Pictures don't belong in the copy; print all the records exactly.

━━━ Dataset entries ━━━

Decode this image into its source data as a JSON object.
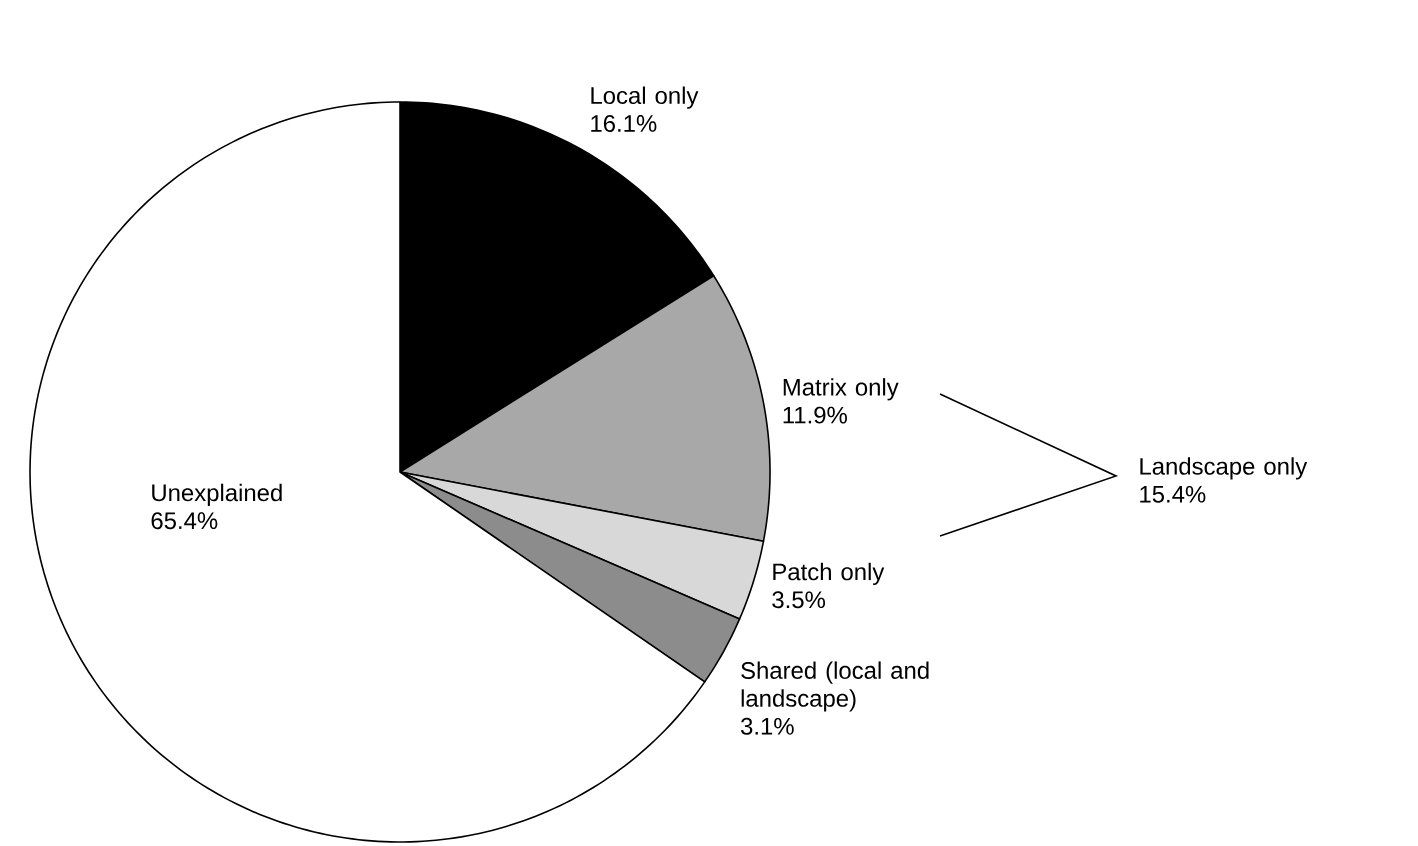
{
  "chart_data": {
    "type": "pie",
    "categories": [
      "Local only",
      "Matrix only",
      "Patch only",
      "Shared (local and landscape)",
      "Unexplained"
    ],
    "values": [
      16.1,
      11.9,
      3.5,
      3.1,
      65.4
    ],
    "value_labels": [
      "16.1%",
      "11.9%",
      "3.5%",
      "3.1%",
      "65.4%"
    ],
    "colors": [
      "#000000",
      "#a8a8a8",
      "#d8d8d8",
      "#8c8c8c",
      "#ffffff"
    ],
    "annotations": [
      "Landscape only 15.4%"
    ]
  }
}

━━━

*Task solution*:
Decode this image into its source data as a JSON object.
{
  "chart_data": {
    "type": "pie",
    "categories": [
      "Local only",
      "Matrix only",
      "Patch only",
      "Shared (local and landscape)",
      "Unexplained"
    ],
    "values": [
      16.1,
      11.9,
      3.5,
      3.1,
      65.4
    ],
    "value_labels": [
      "16.1%",
      "11.9%",
      "3.5%",
      "3.1%",
      "65.4%"
    ],
    "colors": [
      "#000000",
      "#a8a8a8",
      "#d8d8d8",
      "#8c8c8c",
      "#ffffff"
    ],
    "annotations": [
      "Landscape only 15.4%"
    ]
  }
}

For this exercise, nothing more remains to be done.